**To be done**
In the blog post, who waved the writer ahead when leaving the public memorial?

24 May 2010
in Uncategorized Tags: grief, practice
I’ve been to the two memorials for AH in the past couple of weeks. First was a public one that took place the last morning I was in San Francisco. The second one took place for our Sangha the week following. Immediately following each departure something kind of special happened.
First was trying to leave the public memorial at a chapel inside of cemetery grounds set above the Willamette River along a road that wound through cemetery grounds. In leaving CK waved me ahead, calling out, “since you know your way better.”
I would then proceed to get the two of us lost. Plus another car behind CK who had the mistaken notion that the person in the lead car (me) would know what they were doing (wrong). So around and around we all went.
At first I was so demoralized by this. Not knowing where I was going. People thinking I should and now I’ve let them down. All that “Blah, Blah, Blah” of the Inner Critic layered atop my feeling beyond exhausted by the day. I’d slept fitfully, awoke at 4:30 to drive hard, fast, but safely, in order to make it just on time to the service. The incense offering, while beautiful, had me coughing painfully and my whole body ached.

**Layout records**
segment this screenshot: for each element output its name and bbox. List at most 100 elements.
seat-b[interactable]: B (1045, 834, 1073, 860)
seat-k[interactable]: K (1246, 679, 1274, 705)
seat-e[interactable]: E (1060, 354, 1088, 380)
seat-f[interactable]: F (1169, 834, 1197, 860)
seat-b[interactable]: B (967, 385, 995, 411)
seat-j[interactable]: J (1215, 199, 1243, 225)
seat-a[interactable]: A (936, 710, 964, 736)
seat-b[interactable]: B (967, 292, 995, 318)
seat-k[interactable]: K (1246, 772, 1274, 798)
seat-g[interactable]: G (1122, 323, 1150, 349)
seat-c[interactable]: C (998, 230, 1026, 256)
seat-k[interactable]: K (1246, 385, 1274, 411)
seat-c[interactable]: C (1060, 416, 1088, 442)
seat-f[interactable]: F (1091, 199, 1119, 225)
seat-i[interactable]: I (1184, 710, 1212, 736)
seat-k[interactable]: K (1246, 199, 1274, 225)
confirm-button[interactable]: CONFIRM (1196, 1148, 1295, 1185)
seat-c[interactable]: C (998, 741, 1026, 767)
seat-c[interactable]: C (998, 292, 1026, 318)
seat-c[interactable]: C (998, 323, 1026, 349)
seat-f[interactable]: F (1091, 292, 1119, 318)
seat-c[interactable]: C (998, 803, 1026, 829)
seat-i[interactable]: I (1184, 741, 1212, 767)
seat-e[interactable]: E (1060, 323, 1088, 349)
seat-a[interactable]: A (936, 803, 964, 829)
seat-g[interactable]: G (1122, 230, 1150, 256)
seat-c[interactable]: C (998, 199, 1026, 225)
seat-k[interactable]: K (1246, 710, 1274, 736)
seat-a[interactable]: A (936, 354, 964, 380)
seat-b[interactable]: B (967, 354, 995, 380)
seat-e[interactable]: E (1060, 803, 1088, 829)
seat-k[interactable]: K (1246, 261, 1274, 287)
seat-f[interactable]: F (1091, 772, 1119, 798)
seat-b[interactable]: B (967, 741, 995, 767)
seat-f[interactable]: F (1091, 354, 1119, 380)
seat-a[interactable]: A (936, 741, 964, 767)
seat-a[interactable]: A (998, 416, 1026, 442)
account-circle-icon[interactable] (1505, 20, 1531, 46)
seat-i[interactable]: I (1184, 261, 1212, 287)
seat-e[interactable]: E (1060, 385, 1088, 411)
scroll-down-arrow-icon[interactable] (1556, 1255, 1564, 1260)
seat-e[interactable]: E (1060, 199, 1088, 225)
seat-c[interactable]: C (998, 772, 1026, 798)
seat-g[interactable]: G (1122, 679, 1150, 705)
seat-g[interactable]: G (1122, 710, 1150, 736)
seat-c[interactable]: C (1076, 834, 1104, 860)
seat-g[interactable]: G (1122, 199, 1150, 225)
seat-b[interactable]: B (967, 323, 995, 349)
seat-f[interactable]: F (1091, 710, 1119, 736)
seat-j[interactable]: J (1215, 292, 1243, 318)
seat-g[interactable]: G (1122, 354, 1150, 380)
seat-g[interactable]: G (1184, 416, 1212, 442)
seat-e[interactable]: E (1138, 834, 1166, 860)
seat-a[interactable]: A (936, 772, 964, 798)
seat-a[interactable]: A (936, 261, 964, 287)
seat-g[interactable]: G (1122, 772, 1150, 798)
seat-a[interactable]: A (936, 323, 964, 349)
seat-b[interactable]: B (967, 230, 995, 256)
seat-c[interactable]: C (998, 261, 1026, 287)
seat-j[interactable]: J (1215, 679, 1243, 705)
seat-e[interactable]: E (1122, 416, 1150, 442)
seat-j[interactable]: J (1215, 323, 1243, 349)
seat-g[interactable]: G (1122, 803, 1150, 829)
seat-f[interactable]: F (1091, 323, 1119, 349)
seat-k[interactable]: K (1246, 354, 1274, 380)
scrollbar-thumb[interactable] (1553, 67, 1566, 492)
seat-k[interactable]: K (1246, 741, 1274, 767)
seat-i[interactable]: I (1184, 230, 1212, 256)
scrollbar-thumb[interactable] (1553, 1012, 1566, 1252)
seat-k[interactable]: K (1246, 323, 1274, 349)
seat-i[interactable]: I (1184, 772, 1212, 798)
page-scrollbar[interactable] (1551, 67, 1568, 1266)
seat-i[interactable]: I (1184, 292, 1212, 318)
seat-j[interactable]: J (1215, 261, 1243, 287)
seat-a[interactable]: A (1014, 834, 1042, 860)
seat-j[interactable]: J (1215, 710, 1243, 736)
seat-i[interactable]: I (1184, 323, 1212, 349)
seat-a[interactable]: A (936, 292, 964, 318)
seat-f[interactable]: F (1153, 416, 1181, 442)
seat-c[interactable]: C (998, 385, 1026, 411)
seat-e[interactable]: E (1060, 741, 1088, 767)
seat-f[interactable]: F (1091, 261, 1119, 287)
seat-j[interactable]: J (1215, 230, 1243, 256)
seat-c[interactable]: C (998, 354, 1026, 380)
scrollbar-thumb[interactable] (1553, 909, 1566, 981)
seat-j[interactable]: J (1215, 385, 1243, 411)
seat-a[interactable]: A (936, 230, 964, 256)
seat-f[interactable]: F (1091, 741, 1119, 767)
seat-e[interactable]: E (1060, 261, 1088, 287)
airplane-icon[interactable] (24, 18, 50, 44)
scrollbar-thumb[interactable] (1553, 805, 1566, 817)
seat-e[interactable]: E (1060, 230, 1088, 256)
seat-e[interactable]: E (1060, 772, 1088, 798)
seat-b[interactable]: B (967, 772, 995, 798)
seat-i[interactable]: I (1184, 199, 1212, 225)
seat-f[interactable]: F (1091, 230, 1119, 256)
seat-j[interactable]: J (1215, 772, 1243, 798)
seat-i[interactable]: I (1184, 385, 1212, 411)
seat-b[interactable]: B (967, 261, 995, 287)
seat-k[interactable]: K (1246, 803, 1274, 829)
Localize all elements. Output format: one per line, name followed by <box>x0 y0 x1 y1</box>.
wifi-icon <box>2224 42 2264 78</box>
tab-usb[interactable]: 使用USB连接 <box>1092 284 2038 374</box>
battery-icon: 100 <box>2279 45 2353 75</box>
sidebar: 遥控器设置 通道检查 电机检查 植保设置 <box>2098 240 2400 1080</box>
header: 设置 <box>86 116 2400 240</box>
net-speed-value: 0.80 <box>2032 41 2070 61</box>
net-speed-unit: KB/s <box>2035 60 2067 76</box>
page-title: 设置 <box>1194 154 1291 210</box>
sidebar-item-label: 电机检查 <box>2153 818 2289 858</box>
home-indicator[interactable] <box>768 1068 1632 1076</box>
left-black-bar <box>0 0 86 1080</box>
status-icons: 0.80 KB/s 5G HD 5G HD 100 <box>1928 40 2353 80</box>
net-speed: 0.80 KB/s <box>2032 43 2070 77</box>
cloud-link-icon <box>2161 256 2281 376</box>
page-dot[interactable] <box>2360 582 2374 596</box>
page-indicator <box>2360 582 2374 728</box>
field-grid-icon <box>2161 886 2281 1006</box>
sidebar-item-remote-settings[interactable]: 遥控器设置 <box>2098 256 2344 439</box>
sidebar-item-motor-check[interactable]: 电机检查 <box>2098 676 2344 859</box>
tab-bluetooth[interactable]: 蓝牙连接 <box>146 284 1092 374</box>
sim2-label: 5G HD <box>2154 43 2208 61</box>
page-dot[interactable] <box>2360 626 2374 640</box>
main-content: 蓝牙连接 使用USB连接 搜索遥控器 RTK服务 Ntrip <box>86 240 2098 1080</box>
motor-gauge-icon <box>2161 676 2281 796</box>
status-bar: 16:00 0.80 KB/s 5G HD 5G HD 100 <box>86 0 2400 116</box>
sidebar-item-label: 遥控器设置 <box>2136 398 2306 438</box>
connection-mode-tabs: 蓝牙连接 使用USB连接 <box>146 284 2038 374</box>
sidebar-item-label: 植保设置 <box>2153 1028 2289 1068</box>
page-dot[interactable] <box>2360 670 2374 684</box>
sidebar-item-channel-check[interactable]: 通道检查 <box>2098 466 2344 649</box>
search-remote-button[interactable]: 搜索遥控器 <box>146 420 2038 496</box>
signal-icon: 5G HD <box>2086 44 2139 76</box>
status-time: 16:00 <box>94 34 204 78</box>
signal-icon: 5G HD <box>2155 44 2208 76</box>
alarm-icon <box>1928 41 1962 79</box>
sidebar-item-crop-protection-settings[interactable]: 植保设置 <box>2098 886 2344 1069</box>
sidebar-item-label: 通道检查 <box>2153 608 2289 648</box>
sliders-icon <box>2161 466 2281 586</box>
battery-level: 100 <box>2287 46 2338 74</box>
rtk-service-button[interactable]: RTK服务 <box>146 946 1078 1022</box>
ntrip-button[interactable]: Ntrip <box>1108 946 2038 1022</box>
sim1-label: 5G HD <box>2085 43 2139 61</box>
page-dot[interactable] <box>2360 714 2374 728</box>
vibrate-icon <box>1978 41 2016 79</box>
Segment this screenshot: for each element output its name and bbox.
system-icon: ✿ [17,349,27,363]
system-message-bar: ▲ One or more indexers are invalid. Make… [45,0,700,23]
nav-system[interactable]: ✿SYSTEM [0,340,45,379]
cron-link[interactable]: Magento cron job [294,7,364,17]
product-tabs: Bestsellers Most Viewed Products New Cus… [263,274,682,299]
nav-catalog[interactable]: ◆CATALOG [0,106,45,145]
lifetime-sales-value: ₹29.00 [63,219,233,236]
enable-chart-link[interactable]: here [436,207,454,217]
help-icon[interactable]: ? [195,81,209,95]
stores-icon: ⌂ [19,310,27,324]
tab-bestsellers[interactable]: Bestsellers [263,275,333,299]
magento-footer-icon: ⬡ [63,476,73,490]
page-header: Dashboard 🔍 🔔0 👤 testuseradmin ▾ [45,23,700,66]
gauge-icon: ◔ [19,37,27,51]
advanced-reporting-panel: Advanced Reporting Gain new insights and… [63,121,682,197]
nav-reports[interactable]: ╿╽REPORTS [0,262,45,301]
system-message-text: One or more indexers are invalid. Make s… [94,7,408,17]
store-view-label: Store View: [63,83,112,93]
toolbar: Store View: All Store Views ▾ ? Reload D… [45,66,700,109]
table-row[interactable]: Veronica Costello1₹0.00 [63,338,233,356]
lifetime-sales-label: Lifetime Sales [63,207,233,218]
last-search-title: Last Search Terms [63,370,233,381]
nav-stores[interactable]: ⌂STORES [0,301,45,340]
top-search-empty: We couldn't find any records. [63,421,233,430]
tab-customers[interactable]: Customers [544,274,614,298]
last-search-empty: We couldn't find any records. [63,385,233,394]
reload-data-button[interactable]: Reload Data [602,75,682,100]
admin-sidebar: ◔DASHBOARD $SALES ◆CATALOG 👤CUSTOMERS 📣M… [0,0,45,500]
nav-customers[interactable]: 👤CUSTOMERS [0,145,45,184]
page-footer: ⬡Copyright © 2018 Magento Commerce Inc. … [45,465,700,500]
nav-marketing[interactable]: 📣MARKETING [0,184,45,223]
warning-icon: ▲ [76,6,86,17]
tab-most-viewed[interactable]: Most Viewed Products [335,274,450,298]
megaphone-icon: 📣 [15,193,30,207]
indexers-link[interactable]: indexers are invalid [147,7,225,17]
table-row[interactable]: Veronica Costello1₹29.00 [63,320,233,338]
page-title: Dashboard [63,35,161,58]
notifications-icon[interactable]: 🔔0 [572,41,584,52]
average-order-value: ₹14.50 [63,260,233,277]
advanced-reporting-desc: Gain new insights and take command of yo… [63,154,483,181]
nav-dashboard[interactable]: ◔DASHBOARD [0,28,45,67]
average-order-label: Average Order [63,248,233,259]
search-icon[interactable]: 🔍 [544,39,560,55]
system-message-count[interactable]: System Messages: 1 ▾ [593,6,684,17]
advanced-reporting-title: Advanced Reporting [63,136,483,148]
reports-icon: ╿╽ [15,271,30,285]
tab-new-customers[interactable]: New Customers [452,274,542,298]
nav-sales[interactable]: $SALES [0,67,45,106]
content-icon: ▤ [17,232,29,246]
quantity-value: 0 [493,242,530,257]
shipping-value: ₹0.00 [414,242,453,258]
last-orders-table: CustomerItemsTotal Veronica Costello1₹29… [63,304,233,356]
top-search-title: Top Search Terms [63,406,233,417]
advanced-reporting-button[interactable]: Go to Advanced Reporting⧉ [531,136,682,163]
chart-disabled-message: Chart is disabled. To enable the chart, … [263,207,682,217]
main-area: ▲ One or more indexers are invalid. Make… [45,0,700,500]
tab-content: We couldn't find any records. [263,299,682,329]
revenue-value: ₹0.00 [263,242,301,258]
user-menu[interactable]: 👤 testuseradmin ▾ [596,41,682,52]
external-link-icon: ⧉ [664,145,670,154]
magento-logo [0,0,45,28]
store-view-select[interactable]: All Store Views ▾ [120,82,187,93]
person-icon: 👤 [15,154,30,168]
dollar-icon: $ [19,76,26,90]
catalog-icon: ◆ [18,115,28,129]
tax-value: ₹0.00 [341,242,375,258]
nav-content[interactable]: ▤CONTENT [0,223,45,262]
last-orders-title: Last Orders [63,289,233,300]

**Written solution**
CK